▶ [PROMPT] Lines containing the word "пробы" are to be counted; state their number and nothing further.

▶ [DATA TO USE]
......
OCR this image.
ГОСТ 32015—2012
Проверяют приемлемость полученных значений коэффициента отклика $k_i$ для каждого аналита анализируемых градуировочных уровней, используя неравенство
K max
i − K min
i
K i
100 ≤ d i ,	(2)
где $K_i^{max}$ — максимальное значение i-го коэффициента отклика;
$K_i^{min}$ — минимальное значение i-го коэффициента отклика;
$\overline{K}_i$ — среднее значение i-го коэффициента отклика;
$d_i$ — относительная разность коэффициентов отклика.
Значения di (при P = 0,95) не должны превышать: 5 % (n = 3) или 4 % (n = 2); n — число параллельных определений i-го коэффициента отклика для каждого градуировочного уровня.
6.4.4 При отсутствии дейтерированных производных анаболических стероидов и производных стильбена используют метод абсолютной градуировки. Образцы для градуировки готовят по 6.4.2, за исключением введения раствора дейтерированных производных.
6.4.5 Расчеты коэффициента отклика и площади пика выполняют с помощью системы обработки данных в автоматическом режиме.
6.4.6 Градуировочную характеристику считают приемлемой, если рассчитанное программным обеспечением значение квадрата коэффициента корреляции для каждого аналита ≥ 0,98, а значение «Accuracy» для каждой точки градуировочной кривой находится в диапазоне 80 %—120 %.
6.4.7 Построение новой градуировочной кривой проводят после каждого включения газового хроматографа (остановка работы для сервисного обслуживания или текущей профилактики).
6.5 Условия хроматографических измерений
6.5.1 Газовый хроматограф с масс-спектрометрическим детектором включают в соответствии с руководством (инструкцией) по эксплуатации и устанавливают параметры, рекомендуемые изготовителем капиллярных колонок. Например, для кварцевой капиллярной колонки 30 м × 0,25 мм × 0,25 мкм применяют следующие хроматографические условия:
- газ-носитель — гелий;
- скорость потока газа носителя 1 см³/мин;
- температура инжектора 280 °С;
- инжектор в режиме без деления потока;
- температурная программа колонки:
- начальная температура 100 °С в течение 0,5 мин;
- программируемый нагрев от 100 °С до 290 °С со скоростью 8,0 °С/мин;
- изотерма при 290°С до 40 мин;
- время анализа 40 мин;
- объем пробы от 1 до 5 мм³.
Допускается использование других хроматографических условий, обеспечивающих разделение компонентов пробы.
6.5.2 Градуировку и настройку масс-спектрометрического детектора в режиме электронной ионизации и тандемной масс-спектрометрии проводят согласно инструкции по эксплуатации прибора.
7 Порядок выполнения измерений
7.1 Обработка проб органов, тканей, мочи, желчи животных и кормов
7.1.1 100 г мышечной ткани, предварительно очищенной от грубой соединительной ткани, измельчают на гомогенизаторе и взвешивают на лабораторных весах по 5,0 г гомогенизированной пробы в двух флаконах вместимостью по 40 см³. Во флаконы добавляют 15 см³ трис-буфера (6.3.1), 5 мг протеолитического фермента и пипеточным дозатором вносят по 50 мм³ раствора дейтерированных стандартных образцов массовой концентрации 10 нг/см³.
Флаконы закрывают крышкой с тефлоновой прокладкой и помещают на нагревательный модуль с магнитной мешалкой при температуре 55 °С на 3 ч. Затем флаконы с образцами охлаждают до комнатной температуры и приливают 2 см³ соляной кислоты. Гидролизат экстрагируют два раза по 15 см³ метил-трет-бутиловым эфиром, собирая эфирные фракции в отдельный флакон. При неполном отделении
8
......
▶ [FULL RESPONSE] 3